Check each line for the string "Tsoil". Give only the count of lines that have it.

— Start of Records for the exercise —

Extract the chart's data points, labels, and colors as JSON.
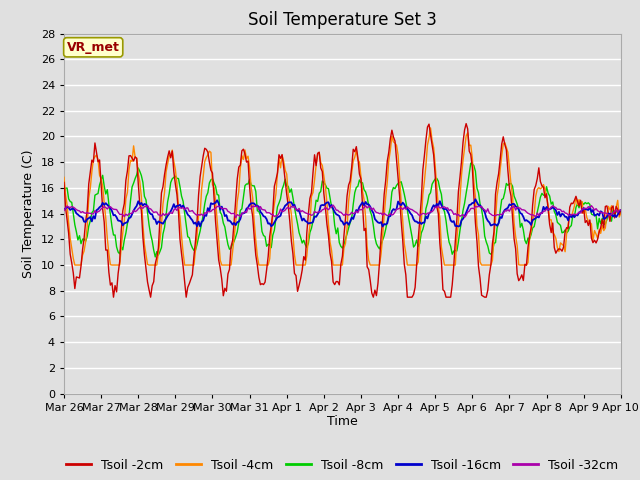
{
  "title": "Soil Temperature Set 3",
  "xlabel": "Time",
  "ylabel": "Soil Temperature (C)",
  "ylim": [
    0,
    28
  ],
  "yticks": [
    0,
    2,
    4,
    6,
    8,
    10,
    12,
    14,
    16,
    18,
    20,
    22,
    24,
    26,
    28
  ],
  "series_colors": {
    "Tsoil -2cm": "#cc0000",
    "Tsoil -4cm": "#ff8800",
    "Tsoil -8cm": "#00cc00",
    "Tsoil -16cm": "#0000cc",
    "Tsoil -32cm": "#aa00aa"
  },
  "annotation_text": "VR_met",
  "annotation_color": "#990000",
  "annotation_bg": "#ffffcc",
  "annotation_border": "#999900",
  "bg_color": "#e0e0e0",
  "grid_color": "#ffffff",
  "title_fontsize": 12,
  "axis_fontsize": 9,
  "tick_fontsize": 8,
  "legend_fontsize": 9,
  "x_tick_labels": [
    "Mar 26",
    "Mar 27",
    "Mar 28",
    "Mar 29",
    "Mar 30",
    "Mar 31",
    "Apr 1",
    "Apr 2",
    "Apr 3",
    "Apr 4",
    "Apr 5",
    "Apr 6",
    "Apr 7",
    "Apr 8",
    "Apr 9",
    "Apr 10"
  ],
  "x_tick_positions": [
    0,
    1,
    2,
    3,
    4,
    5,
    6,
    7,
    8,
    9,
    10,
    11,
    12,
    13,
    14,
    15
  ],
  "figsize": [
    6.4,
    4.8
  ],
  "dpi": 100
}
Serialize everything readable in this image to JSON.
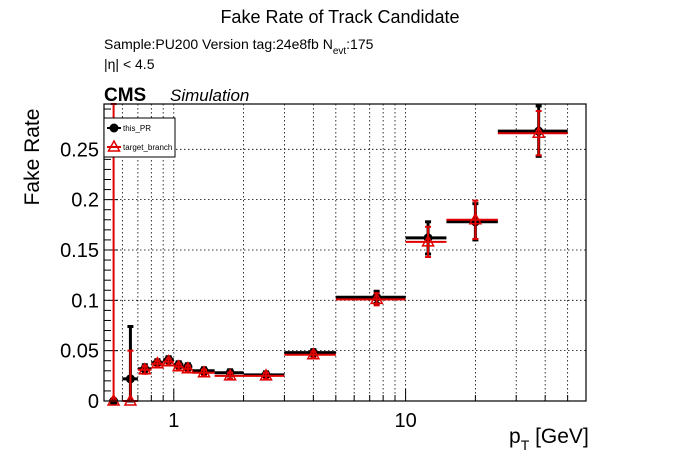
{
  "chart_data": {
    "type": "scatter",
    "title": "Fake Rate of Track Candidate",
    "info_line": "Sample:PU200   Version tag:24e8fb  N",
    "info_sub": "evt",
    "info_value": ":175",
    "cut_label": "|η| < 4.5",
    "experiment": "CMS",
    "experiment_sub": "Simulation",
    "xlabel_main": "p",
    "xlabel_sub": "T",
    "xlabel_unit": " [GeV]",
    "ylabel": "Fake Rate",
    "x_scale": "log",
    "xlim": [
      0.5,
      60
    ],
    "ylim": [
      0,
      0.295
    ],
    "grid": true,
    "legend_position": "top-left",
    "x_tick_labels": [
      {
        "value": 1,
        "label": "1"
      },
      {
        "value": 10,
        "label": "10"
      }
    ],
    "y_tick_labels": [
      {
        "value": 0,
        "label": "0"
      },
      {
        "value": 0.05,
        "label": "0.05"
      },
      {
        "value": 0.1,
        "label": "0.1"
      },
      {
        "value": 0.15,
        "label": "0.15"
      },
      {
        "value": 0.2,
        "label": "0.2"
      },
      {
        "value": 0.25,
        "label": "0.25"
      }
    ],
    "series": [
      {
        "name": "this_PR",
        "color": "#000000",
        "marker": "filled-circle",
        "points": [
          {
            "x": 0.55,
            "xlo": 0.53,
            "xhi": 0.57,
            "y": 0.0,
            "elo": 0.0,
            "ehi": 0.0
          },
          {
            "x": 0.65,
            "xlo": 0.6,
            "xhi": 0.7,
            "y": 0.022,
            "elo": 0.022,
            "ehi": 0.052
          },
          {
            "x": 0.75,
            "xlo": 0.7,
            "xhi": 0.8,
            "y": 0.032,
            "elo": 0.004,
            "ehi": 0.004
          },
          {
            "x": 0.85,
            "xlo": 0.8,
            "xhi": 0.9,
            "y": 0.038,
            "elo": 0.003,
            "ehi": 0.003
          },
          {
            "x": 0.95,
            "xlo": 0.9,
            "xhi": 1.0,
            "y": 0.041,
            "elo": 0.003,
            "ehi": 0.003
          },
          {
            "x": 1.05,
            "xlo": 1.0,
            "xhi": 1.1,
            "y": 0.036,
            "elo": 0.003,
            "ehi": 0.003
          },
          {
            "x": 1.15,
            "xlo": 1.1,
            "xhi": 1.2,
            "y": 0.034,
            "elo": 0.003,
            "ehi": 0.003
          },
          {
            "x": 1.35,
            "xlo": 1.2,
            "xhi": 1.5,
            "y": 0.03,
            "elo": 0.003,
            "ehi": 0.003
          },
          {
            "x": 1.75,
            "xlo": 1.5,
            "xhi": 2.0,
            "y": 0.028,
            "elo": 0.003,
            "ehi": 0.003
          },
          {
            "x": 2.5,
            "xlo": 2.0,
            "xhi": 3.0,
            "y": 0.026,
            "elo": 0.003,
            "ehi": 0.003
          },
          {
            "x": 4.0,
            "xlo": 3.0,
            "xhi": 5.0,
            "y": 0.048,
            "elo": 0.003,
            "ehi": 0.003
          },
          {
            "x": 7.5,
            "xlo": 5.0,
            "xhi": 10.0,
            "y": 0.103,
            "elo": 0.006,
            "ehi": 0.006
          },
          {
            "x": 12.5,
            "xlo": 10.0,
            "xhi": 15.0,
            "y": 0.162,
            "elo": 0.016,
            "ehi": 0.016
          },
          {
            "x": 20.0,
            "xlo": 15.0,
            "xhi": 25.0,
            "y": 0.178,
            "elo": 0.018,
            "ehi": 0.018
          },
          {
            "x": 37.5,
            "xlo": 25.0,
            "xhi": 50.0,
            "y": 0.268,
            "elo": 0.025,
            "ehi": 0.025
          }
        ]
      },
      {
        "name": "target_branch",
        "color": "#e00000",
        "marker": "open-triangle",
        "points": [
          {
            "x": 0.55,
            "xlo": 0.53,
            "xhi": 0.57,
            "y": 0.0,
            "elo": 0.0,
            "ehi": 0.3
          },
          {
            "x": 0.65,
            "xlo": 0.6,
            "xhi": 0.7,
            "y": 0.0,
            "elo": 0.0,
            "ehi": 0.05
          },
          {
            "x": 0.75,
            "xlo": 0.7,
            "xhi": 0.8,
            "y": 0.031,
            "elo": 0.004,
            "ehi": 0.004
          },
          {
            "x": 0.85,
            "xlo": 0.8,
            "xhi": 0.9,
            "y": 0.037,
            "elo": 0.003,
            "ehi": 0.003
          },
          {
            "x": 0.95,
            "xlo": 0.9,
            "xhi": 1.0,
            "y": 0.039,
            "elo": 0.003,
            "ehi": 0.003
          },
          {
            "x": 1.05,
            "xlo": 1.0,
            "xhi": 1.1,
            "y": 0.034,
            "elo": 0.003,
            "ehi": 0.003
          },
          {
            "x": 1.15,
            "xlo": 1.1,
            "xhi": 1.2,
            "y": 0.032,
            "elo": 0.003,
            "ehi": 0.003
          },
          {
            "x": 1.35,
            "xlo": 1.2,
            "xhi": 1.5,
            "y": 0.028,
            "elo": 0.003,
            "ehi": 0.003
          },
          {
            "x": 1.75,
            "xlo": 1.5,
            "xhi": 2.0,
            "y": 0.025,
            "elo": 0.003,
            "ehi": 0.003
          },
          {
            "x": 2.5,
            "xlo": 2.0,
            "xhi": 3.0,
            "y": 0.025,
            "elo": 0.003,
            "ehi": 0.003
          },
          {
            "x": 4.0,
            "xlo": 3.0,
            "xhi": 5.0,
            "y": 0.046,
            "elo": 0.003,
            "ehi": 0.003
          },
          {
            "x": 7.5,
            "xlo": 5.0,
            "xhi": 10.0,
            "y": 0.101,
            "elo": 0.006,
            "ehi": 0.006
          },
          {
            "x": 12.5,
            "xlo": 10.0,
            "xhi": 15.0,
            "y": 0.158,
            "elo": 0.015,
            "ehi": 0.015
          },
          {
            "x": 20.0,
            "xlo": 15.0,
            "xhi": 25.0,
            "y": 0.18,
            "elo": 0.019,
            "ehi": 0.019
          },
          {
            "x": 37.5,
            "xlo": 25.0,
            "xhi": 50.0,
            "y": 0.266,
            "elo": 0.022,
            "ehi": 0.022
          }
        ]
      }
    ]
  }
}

— End of Records for the exercise —
— Start of Records for the exercise —

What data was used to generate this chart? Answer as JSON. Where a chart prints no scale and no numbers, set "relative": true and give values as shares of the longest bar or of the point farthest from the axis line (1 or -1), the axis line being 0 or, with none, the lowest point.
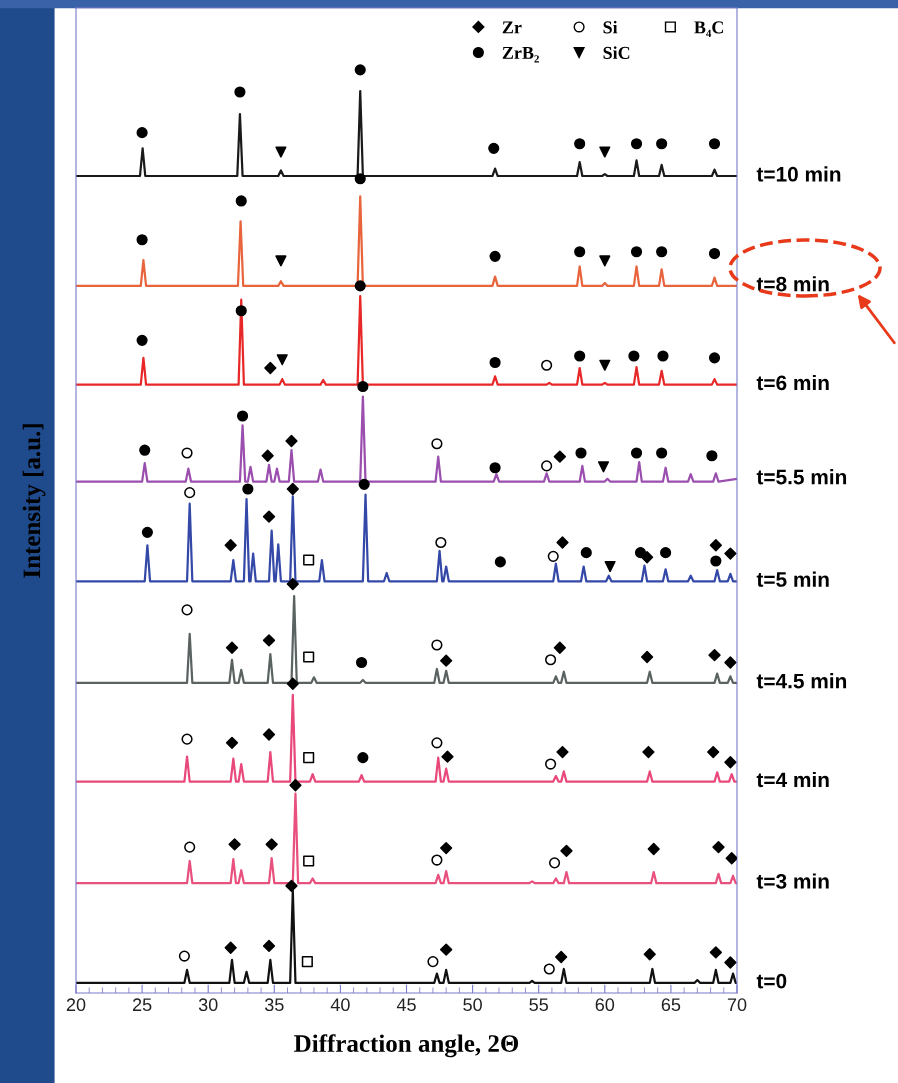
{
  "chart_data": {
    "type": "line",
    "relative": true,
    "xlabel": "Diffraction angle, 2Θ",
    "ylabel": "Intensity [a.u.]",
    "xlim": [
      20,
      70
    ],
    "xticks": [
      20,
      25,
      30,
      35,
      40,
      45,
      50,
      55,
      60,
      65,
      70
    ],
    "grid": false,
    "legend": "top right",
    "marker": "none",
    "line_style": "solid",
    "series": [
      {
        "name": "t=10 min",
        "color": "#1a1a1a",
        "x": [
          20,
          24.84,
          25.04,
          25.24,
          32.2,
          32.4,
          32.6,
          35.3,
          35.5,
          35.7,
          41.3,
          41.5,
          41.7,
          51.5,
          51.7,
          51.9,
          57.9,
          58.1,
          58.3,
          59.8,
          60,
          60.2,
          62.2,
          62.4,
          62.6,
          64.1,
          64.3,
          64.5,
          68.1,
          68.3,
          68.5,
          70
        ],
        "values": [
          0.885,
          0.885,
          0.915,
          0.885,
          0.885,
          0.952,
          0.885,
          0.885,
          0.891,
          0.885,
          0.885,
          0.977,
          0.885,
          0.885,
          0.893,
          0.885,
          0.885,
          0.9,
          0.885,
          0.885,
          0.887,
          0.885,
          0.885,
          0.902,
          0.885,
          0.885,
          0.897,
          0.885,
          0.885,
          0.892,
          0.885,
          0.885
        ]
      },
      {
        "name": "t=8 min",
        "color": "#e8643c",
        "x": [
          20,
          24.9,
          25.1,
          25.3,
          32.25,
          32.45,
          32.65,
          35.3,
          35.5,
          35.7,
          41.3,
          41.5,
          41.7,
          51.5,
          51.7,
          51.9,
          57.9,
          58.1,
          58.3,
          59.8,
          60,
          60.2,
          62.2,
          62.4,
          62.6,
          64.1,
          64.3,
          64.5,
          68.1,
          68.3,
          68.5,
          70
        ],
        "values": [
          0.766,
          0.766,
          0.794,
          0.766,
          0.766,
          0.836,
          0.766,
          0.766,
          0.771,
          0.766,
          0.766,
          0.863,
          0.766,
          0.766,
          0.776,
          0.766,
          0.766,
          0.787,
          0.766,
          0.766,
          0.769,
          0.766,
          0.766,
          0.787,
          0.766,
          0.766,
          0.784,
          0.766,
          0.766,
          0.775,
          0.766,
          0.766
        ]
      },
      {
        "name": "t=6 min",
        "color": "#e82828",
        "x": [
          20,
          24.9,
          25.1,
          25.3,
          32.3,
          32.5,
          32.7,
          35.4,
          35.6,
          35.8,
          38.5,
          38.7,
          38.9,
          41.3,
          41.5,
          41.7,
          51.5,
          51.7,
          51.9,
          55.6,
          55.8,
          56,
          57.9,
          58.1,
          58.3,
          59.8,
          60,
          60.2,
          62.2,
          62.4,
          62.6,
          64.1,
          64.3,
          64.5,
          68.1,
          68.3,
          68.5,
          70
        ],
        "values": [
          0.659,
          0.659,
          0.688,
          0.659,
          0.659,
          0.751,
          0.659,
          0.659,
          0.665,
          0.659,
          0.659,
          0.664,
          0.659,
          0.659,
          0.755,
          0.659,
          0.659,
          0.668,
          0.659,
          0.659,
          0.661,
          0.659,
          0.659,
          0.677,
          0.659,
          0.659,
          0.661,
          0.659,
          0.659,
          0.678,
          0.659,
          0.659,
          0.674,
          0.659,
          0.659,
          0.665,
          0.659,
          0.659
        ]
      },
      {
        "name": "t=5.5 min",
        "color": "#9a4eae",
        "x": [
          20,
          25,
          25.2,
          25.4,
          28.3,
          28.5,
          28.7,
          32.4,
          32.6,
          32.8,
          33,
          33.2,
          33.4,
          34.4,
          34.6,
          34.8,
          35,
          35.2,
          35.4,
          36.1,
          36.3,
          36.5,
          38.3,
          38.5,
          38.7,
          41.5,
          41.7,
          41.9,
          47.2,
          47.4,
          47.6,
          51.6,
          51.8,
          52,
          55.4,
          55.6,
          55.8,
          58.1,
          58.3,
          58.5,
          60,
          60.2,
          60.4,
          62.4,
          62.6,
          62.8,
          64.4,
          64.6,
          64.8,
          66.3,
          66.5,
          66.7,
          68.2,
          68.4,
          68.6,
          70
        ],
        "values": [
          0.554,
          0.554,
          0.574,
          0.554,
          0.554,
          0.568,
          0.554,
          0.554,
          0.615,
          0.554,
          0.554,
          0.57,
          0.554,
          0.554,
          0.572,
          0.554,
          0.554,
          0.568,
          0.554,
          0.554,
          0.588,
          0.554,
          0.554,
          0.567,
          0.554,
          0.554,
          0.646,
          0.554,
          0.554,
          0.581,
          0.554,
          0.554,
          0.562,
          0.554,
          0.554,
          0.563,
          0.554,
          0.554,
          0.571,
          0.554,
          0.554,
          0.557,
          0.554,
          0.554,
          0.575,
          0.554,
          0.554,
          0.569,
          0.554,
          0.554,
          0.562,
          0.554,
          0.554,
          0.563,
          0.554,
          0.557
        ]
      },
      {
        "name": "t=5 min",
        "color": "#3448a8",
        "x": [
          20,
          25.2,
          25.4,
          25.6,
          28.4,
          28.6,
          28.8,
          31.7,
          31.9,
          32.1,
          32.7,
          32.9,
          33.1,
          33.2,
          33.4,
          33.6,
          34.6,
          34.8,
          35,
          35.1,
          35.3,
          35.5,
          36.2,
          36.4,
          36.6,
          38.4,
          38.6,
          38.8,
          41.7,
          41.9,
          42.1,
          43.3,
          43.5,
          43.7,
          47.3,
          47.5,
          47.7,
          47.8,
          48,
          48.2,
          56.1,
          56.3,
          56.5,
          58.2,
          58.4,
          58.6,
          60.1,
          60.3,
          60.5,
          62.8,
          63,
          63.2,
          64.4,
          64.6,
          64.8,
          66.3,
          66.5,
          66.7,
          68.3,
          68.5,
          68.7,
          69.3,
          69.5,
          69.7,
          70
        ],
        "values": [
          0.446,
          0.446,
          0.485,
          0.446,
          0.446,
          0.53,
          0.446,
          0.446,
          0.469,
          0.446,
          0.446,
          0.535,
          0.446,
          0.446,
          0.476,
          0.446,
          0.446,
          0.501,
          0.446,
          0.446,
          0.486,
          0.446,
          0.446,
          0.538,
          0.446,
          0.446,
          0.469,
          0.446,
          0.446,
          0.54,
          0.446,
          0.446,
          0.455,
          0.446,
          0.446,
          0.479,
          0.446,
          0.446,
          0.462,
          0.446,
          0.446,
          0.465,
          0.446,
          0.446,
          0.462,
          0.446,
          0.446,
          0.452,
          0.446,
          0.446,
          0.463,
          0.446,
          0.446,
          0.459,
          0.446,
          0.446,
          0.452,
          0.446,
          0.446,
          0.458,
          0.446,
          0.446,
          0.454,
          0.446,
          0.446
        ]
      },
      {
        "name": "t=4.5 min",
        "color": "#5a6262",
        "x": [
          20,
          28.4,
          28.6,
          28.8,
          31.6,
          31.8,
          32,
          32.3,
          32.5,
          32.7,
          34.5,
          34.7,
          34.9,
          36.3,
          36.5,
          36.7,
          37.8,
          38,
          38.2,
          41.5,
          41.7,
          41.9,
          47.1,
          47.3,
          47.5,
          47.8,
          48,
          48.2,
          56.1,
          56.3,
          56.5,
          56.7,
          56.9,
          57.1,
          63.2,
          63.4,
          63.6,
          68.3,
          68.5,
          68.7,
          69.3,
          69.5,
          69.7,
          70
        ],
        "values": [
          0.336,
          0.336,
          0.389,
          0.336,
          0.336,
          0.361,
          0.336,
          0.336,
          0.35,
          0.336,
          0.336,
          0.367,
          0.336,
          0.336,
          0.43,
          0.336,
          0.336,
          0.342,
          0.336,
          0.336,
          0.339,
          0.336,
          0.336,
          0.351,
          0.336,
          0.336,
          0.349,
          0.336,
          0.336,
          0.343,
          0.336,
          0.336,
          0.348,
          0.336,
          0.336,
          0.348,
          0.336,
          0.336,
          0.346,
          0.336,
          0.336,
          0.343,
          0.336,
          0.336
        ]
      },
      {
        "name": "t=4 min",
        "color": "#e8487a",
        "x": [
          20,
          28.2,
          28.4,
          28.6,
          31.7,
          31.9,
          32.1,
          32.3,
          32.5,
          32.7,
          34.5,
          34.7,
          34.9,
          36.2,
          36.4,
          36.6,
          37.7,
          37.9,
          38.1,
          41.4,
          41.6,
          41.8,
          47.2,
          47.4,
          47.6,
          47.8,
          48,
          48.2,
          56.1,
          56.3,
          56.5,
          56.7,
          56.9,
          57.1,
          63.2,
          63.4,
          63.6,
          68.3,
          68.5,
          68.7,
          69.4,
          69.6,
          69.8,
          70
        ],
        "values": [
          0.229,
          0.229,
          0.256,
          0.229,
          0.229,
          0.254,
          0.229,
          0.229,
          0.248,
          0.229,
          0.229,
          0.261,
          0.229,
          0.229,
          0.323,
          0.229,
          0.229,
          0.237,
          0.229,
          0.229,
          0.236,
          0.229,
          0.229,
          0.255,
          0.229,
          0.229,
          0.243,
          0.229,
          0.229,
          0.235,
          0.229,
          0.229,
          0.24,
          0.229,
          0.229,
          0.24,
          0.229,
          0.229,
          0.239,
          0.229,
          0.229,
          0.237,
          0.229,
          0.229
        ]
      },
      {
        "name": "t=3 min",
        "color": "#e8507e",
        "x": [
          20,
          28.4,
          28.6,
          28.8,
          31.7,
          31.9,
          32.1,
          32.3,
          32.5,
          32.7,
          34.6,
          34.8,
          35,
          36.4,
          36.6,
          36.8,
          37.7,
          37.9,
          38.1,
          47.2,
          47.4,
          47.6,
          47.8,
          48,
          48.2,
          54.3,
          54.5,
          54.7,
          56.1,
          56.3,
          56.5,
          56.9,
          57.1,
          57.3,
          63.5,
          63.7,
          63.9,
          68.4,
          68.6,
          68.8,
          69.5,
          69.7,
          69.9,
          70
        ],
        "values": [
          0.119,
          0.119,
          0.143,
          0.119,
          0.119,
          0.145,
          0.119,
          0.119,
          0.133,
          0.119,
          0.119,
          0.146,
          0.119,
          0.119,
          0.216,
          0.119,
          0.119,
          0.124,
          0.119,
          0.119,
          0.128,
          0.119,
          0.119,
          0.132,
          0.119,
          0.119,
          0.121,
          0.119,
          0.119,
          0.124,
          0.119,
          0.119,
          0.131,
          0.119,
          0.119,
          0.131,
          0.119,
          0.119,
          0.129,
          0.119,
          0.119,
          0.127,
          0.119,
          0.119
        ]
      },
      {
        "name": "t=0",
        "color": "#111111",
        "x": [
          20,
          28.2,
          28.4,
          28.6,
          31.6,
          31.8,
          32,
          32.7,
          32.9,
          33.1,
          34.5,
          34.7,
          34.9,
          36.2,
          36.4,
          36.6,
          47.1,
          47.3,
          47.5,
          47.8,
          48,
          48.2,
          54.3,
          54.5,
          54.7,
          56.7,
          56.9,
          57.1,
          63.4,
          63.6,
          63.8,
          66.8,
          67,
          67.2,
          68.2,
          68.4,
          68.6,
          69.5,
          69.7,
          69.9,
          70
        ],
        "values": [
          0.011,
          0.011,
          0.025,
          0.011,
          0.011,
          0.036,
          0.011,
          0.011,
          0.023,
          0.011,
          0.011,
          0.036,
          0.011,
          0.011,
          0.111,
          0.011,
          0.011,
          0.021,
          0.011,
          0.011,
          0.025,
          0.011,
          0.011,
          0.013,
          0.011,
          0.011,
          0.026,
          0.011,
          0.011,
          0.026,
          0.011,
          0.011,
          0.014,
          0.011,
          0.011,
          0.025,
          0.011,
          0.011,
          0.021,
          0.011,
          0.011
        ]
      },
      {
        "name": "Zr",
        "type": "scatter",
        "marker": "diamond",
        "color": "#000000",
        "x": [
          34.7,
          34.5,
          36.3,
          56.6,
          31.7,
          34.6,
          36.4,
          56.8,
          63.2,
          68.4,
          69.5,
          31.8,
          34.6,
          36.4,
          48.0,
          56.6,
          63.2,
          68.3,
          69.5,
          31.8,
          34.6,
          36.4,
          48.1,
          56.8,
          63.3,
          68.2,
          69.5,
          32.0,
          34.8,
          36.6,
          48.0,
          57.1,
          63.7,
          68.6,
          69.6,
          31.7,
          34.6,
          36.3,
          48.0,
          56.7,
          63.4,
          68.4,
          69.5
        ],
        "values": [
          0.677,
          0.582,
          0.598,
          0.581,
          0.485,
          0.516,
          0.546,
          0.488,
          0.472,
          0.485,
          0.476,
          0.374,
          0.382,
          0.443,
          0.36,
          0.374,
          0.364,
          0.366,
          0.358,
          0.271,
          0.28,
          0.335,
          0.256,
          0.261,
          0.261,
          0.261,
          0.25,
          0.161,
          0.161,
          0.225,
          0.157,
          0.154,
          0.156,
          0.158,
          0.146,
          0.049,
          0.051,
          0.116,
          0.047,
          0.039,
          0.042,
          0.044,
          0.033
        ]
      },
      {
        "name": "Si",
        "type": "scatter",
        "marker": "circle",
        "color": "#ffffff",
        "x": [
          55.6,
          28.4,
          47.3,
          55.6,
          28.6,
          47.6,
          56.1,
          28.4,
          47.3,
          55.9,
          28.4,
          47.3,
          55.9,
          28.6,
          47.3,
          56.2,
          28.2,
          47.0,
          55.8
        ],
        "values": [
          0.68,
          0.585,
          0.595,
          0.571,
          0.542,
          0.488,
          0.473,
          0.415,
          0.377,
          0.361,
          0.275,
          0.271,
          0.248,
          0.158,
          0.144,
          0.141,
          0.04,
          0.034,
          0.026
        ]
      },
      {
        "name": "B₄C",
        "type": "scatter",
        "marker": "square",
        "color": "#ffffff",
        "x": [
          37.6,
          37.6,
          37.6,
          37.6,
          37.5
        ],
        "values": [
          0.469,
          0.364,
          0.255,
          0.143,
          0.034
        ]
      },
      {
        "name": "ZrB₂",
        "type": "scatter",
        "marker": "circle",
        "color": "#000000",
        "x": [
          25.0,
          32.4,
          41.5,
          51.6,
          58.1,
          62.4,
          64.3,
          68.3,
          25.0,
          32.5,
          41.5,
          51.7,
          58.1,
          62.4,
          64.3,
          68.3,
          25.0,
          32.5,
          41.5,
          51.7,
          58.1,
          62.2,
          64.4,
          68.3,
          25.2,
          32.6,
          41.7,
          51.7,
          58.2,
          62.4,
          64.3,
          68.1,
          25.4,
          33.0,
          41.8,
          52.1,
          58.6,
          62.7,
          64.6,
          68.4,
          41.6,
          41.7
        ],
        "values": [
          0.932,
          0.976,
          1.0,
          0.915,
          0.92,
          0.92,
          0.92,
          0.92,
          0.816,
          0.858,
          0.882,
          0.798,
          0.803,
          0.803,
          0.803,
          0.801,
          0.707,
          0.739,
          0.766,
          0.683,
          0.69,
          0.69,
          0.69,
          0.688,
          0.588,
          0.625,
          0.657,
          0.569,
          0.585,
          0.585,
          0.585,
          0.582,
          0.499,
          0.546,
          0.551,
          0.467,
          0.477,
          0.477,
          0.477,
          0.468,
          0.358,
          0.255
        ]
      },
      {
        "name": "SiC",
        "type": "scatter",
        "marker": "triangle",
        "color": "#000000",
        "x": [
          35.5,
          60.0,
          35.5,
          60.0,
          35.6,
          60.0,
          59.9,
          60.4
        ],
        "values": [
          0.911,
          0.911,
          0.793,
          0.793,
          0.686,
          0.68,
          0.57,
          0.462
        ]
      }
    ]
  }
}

— End of Records for the exercise —

» **Result for this task**:
5